### INFORMATION GIVEN
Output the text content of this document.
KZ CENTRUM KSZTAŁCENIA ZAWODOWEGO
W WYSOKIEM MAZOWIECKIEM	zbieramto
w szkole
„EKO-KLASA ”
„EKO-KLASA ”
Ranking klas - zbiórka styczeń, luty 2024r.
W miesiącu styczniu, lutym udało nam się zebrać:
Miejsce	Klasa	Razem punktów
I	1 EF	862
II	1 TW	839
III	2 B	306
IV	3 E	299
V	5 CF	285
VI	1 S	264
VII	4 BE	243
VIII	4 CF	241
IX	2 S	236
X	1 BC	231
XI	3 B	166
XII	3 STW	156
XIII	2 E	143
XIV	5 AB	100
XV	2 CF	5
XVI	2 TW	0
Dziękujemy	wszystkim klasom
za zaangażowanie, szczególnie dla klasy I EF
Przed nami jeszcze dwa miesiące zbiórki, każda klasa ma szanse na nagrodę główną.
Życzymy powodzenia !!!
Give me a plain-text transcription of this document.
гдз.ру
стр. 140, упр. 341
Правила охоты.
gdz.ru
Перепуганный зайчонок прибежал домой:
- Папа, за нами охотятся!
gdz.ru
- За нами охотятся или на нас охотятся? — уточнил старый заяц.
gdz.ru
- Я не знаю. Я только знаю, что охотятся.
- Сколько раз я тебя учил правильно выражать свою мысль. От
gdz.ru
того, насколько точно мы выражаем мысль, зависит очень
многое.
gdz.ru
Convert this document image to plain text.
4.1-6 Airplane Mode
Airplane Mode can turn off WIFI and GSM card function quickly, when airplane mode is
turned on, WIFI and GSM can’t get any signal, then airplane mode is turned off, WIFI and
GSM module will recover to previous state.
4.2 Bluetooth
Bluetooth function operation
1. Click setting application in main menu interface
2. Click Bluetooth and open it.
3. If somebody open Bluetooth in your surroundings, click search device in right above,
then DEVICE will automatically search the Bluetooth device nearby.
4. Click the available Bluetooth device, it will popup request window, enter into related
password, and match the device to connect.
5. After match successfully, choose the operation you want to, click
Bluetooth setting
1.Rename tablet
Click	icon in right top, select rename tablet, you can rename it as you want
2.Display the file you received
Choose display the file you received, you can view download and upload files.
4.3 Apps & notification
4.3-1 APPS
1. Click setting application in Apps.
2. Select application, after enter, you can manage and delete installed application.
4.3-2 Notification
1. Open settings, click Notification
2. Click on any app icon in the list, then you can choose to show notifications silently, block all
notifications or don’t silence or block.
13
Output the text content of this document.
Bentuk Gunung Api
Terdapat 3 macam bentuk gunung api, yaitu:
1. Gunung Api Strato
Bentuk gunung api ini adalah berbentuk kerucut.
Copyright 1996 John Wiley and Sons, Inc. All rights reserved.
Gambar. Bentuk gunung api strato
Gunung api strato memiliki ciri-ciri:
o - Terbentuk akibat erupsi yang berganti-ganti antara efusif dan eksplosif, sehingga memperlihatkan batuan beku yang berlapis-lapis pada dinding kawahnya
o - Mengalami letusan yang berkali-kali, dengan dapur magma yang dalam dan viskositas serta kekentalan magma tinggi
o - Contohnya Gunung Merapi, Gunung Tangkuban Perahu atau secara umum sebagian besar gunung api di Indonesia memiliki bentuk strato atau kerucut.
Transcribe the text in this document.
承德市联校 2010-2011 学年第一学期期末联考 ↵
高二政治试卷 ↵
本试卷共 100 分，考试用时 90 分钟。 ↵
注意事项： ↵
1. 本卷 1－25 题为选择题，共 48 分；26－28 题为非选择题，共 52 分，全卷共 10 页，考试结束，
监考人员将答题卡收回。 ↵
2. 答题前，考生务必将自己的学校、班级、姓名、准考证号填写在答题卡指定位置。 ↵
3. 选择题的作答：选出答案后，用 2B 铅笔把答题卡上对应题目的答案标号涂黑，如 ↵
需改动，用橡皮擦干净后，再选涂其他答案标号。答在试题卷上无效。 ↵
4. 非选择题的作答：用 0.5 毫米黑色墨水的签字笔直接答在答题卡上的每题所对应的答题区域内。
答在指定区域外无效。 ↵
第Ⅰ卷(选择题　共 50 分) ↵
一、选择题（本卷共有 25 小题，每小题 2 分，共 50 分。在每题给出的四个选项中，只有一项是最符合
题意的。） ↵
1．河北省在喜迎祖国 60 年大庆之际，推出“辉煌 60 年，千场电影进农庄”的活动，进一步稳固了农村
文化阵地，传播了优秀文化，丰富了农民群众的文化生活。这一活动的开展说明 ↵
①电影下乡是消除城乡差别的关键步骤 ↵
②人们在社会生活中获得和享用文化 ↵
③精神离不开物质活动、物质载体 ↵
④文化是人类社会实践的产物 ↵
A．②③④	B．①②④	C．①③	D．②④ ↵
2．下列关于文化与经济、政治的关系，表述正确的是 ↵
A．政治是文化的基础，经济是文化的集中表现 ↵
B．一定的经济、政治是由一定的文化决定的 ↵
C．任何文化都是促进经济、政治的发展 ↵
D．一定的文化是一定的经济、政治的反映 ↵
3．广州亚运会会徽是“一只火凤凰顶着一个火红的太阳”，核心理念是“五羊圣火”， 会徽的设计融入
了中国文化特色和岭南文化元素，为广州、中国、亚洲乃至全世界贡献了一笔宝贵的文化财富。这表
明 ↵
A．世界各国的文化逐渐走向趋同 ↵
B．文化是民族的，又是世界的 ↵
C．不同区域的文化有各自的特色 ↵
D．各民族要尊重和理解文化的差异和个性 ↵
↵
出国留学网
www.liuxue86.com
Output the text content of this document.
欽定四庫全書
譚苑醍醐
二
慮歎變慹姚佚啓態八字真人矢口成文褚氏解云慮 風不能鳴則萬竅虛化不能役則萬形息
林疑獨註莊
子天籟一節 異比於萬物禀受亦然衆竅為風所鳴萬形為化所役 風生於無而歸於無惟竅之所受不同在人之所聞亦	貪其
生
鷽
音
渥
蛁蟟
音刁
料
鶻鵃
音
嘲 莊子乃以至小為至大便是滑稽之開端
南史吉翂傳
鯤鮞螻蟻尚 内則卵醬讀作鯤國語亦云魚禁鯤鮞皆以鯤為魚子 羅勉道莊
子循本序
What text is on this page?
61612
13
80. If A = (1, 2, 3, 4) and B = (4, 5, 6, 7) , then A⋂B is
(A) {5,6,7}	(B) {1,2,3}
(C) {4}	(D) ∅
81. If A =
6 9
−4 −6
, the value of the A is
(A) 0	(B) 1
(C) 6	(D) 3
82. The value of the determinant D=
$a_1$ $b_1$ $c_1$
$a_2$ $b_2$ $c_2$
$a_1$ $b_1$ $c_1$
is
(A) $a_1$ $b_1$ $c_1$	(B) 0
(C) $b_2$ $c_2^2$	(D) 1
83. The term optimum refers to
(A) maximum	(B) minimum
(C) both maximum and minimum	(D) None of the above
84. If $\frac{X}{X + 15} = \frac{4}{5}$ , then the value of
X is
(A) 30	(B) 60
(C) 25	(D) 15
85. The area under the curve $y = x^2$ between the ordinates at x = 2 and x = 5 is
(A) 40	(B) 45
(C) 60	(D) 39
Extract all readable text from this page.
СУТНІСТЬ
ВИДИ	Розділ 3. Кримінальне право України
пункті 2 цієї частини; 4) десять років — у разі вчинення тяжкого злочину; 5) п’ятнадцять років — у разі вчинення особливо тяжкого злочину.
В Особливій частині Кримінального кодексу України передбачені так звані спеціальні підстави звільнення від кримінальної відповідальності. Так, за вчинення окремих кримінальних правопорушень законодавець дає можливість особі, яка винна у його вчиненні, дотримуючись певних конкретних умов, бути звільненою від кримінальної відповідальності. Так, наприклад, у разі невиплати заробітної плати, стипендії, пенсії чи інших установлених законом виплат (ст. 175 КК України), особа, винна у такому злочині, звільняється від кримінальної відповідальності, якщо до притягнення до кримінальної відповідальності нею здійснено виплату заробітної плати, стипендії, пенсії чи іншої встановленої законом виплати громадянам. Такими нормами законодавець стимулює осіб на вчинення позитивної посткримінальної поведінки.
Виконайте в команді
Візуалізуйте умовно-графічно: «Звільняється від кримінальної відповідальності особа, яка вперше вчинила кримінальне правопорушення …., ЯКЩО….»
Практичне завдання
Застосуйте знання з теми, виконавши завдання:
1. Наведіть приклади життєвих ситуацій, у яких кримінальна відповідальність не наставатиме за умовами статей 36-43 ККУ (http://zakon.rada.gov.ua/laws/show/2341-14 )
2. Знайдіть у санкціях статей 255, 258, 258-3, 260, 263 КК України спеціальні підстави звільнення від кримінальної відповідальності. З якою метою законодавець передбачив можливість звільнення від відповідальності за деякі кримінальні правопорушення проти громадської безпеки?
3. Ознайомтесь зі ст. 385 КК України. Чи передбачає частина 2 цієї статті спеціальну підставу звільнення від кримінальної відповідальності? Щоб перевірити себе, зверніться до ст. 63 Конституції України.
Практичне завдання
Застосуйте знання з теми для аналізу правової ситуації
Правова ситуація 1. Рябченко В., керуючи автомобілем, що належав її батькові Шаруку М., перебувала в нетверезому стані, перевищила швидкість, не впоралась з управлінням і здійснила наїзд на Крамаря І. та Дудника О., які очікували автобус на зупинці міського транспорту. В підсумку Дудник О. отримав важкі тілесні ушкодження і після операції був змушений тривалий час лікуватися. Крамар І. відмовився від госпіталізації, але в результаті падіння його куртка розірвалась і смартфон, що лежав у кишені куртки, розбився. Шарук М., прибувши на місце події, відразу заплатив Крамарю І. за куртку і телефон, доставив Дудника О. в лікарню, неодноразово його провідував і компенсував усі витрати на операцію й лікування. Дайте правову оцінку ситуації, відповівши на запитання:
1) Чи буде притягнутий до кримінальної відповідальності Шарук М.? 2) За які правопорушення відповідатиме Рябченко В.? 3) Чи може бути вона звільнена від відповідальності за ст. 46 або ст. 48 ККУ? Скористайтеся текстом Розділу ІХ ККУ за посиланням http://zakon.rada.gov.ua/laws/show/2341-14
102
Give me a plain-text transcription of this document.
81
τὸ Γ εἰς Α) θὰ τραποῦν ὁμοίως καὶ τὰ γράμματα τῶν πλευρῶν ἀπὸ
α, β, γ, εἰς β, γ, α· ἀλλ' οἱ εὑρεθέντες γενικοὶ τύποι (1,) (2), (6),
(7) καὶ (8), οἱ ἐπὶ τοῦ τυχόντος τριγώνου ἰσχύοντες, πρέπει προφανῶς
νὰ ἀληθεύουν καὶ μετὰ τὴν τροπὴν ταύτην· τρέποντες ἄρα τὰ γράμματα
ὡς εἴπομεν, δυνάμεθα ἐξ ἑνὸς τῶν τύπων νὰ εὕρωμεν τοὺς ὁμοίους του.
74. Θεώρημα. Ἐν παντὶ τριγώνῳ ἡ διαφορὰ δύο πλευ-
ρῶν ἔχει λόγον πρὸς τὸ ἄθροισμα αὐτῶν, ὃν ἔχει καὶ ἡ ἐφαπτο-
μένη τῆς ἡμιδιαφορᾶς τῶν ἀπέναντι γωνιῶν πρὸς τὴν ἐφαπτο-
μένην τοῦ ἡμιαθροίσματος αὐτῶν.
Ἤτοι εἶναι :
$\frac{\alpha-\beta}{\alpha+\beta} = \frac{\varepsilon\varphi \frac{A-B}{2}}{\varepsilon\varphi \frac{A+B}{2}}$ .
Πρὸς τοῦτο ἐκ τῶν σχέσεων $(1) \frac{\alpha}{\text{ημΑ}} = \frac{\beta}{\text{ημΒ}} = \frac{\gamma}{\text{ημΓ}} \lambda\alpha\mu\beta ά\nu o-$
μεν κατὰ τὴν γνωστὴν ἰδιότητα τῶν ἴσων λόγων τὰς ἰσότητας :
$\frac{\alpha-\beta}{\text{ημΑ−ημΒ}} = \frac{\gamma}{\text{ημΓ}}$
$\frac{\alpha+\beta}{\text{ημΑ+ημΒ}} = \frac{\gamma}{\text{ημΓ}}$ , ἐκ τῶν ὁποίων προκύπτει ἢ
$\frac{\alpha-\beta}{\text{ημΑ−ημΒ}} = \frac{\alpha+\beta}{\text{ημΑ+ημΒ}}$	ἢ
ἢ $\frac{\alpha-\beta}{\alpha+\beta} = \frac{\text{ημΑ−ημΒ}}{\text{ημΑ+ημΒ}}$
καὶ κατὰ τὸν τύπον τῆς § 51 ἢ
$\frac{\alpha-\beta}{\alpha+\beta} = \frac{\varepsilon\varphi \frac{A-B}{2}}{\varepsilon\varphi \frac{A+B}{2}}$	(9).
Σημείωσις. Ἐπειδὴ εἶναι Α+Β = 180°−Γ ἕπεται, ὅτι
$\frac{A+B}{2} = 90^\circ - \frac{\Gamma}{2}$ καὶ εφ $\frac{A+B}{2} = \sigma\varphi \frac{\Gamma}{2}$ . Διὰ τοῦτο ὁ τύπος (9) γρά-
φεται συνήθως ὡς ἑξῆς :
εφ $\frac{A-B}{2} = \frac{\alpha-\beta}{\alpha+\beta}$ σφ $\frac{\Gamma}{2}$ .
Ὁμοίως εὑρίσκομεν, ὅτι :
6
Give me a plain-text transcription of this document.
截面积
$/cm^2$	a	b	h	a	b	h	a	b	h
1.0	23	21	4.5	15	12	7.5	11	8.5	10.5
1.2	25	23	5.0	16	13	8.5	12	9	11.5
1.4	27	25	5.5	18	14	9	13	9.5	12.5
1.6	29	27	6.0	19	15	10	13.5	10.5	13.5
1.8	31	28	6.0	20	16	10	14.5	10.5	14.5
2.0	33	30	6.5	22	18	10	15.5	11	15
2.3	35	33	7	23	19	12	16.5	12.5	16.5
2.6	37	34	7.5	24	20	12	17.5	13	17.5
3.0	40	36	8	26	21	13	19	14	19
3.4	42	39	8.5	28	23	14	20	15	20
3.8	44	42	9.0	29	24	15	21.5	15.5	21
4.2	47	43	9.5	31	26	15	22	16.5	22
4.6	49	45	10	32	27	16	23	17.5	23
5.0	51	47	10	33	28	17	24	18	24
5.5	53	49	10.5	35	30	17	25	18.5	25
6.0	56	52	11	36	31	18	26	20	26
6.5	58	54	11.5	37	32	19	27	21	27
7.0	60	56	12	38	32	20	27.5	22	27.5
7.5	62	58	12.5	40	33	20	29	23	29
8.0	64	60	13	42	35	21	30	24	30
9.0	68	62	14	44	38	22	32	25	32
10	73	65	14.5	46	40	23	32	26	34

### YOUR TASK
Identify and copy lines that hold the string "yang".

### SOLUTION
o - Terbentuk akibat erupsi yang berganti-ganti antara efusif dan eksplosif, sehingga memperlihatkan batuan beku yang berlapis-lapis pada dinding kawahnya
o - Mengalami letusan yang berkali-kali, dengan dapur magma yang dalam dan viskositas serta kekentalan magma tinggi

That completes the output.